◆ **PROVIDED ENTRIES**:
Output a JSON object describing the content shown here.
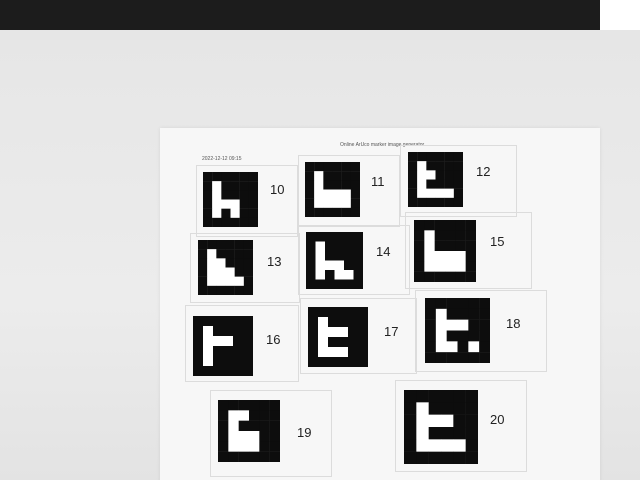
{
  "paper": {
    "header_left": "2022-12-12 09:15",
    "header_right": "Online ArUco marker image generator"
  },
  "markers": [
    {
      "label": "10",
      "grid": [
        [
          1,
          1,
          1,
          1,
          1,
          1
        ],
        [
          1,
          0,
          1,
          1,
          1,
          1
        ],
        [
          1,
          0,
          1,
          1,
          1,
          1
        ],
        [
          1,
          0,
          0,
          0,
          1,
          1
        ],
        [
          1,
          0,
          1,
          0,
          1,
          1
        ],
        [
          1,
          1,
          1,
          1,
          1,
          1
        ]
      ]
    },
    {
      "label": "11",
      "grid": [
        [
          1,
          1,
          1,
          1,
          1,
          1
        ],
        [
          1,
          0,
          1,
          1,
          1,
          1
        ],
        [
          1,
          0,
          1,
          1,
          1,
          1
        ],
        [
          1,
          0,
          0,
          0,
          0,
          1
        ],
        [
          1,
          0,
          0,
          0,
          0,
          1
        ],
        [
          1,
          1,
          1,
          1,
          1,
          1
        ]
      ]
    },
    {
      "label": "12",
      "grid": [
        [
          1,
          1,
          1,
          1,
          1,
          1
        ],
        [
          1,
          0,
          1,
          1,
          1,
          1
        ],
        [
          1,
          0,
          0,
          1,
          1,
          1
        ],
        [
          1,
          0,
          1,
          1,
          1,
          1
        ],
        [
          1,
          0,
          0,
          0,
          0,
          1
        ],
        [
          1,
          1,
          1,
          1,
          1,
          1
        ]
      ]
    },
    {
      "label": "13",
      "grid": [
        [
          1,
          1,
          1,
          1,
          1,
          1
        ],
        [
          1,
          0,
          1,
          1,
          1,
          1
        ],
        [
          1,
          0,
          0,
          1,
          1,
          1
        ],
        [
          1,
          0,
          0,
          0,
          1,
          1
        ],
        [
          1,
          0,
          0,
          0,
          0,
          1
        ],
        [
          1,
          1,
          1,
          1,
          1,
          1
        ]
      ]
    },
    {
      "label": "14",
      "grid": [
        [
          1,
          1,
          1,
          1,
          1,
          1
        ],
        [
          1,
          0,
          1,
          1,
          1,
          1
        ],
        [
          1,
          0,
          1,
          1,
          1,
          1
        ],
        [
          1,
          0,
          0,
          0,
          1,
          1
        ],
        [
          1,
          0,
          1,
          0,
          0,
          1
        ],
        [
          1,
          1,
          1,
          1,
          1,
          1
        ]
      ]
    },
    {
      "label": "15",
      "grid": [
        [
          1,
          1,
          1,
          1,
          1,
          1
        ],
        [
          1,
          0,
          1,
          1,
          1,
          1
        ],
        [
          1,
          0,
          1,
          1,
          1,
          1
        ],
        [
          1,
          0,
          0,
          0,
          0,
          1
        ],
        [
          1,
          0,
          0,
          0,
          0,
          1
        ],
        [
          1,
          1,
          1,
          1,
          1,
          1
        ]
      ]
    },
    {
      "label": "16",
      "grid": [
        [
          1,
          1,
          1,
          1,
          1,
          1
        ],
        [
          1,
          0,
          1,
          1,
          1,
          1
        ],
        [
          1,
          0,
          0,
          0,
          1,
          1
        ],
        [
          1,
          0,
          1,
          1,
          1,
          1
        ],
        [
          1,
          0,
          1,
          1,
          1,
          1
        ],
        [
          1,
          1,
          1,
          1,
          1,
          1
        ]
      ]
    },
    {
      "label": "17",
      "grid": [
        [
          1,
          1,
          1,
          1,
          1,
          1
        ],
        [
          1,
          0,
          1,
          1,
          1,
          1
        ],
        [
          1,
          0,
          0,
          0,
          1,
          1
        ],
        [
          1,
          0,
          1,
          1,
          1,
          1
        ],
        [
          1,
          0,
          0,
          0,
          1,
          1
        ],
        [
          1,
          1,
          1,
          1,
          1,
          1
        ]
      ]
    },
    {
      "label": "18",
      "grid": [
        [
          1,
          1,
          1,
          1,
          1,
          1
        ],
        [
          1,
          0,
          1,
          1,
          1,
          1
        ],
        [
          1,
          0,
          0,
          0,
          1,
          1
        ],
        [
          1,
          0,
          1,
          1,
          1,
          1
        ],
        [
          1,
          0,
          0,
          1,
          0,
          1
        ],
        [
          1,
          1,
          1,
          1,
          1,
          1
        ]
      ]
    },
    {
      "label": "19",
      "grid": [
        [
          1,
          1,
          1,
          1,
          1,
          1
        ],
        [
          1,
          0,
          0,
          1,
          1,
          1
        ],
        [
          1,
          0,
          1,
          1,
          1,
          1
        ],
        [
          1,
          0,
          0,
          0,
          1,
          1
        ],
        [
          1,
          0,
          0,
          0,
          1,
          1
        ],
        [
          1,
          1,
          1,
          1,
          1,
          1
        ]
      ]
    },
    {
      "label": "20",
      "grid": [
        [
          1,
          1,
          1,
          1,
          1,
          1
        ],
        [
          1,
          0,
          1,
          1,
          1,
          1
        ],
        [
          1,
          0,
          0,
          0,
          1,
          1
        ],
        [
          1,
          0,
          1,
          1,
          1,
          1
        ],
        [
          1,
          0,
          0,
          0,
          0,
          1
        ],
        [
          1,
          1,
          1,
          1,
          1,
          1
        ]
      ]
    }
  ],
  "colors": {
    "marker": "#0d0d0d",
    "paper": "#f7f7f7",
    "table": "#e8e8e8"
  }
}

◆ **WHAT IS REQUIRED**:
State the number of lines above that hold the string "label", with nothing added.

◆ **RESPONSE BELOW**:
11